Extracted data entries
..........

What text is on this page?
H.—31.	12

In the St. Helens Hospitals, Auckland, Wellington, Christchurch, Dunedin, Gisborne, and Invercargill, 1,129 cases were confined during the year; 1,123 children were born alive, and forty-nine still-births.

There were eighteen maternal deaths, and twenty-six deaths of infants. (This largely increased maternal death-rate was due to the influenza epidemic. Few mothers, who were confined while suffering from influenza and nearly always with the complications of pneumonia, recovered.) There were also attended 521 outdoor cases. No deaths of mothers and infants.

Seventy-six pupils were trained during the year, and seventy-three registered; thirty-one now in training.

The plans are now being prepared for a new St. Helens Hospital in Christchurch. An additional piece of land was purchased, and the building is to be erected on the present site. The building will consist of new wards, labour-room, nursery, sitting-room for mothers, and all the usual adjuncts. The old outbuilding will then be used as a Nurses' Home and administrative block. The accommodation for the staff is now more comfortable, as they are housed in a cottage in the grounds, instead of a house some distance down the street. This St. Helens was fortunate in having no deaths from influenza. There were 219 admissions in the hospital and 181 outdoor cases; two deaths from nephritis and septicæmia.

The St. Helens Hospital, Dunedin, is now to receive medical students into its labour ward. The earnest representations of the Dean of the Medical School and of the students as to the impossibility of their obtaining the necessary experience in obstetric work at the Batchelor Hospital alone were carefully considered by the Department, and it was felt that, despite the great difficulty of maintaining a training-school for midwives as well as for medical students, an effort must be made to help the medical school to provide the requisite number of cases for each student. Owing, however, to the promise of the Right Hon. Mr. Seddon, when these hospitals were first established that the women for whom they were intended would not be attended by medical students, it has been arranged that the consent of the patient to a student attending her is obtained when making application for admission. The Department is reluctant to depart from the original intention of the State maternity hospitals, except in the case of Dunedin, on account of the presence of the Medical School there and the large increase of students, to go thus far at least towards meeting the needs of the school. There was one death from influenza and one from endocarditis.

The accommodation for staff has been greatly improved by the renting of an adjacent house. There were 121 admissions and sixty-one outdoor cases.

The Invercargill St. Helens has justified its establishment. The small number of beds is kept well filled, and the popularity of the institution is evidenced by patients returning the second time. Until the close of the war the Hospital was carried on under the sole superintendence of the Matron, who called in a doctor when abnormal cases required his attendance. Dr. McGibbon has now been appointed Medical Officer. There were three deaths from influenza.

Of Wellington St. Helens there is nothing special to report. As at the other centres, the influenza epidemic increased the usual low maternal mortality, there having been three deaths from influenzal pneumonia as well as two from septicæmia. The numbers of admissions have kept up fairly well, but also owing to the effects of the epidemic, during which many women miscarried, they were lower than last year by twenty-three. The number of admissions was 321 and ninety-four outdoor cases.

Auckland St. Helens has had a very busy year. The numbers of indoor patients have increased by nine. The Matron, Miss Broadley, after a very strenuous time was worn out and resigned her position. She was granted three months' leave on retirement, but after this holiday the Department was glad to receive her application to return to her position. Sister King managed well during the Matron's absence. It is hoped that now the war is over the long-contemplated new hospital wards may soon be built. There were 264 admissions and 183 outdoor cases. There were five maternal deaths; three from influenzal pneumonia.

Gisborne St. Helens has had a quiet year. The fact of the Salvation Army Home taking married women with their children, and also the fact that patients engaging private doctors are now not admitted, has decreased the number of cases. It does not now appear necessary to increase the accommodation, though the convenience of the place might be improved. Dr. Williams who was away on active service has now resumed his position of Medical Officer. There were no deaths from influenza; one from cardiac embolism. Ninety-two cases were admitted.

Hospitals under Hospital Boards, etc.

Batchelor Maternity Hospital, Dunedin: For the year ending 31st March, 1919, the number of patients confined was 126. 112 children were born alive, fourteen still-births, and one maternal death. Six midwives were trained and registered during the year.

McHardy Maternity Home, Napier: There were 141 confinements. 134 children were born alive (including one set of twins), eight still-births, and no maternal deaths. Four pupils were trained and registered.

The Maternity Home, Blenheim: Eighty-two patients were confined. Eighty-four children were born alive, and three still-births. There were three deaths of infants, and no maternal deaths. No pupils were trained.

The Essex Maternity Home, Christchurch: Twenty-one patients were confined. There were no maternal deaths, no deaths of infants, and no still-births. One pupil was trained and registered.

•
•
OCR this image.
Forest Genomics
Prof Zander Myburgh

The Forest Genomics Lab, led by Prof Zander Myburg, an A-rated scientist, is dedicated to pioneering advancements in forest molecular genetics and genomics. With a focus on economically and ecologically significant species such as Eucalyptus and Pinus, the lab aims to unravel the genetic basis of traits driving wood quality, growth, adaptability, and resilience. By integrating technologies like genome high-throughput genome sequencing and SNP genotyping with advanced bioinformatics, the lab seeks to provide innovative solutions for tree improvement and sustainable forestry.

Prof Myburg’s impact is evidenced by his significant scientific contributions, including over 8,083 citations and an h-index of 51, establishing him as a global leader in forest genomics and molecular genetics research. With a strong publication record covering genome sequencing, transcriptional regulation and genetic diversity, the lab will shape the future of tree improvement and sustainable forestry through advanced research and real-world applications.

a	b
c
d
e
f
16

..........

> _What is required_: Each line above is to be restated exactly as it stands.

> _Written reply_:
What text is on this page?
H.—31.	12

In the St. Helens Hospitals, Auckland, Wellington, Christchurch, Dunedin, Gisborne, and Invercargill, 1,129 cases were confined during the year; 1,123 children were born alive, and forty-nine still-births.

There were eighteen maternal deaths, and twenty-six deaths of infants. (This largely increased maternal death-rate was due to the influenza epidemic. Few mothers, who were confined while suffering from influenza and nearly always with the complications of pneumonia, recovered.) There were also attended 521 outdoor cases. No deaths of mothers and infants.

Seventy-six pupils were trained during the year, and seventy-three registered; thirty-one now in training.

The plans are now being prepared for a new St. Helens Hospital in Christchurch. An additional piece of land was purchased, and the building is to be erected on the present site. The building will consist of new wards, labour-room, nursery, sitting-room for mothers, and all the usual adjuncts. The old outbuilding will then be used as a Nurses' Home and administrative block. The accommodation for the staff is now more comfortable, as they are housed in a cottage in the grounds, instead of a house some distance down the street. This St. Helens was fortunate in having no deaths from influenza. There were 219 admissions in the hospital and 181 outdoor cases; two deaths from nephritis and septicæmia.

The St. Helens Hospital, Dunedin, is now to receive medical students into its labour ward. The earnest representations of the Dean of the Medical School and of the students as to the impossibility of their obtaining the necessary experience in obstetric work at the Batchelor Hospital alone were carefully considered by the Department, and it was felt that, despite the great difficulty of maintaining a training-school for midwives as well as for medical students, an effort must be made to help the medical school to provide the requisite number of cases for each student. Owing, however, to the promise of the Right Hon. Mr. Seddon, when these hospitals were first established that the women for whom they were intended would not be attended by medical students, it has been arranged that the consent of the patient to a student attending her is obtained when making application for admission. The Department is reluctant to depart from the original intention of the State maternity hospitals, except in the case of Dunedin, on account of the presence of the Medical School there and the large increase of students, to go thus far at least towards meeting the needs of the school. There was one death from influenza and one from endocarditis.

The accommodation for staff has been greatly improved by the renting of an adjacent house. There were 121 admissions and sixty-one outdoor cases.

The Invercargill St. Helens has justified its establishment. The small number of beds is kept well filled, and the popularity of the institution is evidenced by patients returning the second time. Until the close of the war the Hospital was carried on under the sole superintendence of the Matron, who called in a doctor when abnormal cases required his attendance. Dr. McGibbon has now been appointed Medical Officer. There were three deaths from influenza.

Of Wellington St. Helens there is nothing special to report. As at the other centres, the influenza epidemic increased the usual low maternal mortality, there having been three deaths from influenzal pneumonia as well as two from septicæmia. The numbers of admissions have kept up fairly well, but also owing to the effects of the epidemic, during which many women miscarried, they were lower than last year by twenty-three. The number of admissions was 321 and ninety-four outdoor cases.

Auckland St. Helens has had a very busy year. The numbers of indoor patients have increased by nine. The Matron, Miss Broadley, after a very strenuous time was worn out and resigned her position. She was granted three months' leave on retirement, but after this holiday the Department was glad to receive her application to return to her position. Sister King managed well during the Matron's absence. It is hoped that now the war is over the long-contemplated new hospital wards may soon be built. There were 264 admissions and 183 outdoor cases. There were five maternal deaths; three from influenzal pneumonia.

Gisborne St. Helens has had a quiet year. The fact of the Salvation Army Home taking married women with their children, and also the fact that patients engaging private doctors are now not admitted, has decreased the number of cases. It does not now appear necessary to increase the accommodation, though the convenience of the place might be improved. Dr. Williams who was away on active service has now resumed his position of Medical Officer. There were no deaths from influenza; one from cardiac embolism. Ninety-two cases were admitted.

Hospitals under Hospital Boards, etc.

Batchelor Maternity Hospital, Dunedin: For the year ending 31st March, 1919, the number of patients confined was 126. 112 children were born alive, fourteen still-births, and one maternal death. Six midwives were trained and registered during the year.

McHardy Maternity Home, Napier: There were 141 confinements. 134 children were born alive (including one set of twins), eight still-births, and no maternal deaths. Four pupils were trained and registered.

The Maternity Home, Blenheim: Eighty-two patients were confined. Eighty-four children were born alive, and three still-births. There were three deaths of infants, and no maternal deaths. No pupils were trained.

The Essex Maternity Home, Christchurch: Twenty-one patients were confined. There were no maternal deaths, no deaths of infants, and no still-births. One pupil was trained and registered.

•
•
OCR this image.
Forest Genomics
Prof Zander Myburgh

The Forest Genomics Lab, led by Prof Zander Myburg, an A-rated scientist, is dedicated to pioneering advancements in forest molecular genetics and genomics. With a focus on economically and ecologically significant species such as Eucalyptus and Pinus, the lab aims to unravel the genetic basis of traits driving wood quality, growth, adaptability, and resilience. By integrating technologies like genome high-throughput genome sequencing and SNP genotyping with advanced bioinformatics, the lab seeks to provide innovative solutions for tree improvement and sustainable forestry.

Prof Myburg’s impact is evidenced by his significant scientific contributions, including over 8,083 citations and an h-index of 51, establishing him as a global leader in forest genomics and molecular genetics research. With a strong publication record covering genome sequencing, transcriptional regulation and genetic diversity, the lab will shape the future of tree improvement and sustainable forestry through advanced research and real-world applications.

a	b
c
d
e
f
16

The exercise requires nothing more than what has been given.